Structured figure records
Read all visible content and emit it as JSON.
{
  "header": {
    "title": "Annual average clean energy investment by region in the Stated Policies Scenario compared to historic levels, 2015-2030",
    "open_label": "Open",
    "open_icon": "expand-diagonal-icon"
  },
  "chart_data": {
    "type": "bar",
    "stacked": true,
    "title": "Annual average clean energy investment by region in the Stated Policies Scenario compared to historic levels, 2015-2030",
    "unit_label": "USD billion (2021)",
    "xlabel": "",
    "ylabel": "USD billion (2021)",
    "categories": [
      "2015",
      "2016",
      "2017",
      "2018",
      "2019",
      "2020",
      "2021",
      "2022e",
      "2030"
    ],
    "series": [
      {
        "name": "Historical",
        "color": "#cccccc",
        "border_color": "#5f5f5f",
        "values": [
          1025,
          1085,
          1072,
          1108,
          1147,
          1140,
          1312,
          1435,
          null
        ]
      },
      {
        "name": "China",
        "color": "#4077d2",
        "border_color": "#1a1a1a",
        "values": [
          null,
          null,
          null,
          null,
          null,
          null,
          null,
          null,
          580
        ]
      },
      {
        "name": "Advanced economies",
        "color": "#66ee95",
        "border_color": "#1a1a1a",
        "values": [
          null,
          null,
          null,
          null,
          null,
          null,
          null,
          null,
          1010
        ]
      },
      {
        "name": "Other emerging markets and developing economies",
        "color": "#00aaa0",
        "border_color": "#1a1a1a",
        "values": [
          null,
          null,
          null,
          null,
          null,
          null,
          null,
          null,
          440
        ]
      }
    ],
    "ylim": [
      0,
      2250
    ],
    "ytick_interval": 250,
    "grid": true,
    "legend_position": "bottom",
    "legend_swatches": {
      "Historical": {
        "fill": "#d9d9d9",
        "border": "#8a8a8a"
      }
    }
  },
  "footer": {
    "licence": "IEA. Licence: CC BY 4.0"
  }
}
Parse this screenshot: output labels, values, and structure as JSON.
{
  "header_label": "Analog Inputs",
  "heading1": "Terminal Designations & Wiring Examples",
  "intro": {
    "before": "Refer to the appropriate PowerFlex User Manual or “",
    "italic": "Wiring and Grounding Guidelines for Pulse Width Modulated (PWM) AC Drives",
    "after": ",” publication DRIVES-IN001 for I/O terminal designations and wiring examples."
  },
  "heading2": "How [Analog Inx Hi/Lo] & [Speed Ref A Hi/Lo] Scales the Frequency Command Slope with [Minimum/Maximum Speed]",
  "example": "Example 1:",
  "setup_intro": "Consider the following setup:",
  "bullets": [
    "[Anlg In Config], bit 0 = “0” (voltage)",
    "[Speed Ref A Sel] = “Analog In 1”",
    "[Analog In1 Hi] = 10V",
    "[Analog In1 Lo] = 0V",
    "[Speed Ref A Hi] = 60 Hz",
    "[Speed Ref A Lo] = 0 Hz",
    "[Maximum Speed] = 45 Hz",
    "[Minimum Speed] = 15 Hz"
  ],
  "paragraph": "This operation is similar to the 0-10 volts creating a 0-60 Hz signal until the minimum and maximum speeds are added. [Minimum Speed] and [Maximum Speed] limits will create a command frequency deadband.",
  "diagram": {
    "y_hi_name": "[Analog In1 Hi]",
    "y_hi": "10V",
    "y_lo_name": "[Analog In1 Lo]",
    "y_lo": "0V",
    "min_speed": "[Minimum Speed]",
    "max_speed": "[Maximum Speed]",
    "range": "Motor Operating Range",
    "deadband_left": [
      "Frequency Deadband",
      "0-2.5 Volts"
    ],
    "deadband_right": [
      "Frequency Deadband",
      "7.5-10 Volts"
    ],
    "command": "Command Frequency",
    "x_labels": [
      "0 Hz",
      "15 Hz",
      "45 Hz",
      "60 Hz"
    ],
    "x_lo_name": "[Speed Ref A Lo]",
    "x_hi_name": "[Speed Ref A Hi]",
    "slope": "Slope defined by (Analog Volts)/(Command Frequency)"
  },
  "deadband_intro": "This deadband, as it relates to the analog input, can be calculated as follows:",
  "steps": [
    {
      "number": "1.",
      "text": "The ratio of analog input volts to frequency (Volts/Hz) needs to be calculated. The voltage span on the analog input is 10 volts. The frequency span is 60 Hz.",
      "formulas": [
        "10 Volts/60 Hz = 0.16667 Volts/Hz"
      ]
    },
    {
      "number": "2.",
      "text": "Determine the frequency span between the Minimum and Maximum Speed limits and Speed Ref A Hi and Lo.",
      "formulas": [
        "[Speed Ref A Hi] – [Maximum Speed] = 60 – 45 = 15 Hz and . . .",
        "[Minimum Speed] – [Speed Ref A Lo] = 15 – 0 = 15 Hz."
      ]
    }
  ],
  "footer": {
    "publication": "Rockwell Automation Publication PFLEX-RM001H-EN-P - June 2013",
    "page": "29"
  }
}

THE EXERCISE:
Copy every single line of the material above that holds "text".

SOLVED EXERCISE:
      "text": "The ratio of analog input volts to frequency (Volts/Hz) needs to be calculated. The voltage span on the analog input is 10 volts. The frequency span is 60 Hz.",
      "text": "Determine the frequency span between the Minimum and Maximum Speed limits and Speed Ref A Hi and Lo.",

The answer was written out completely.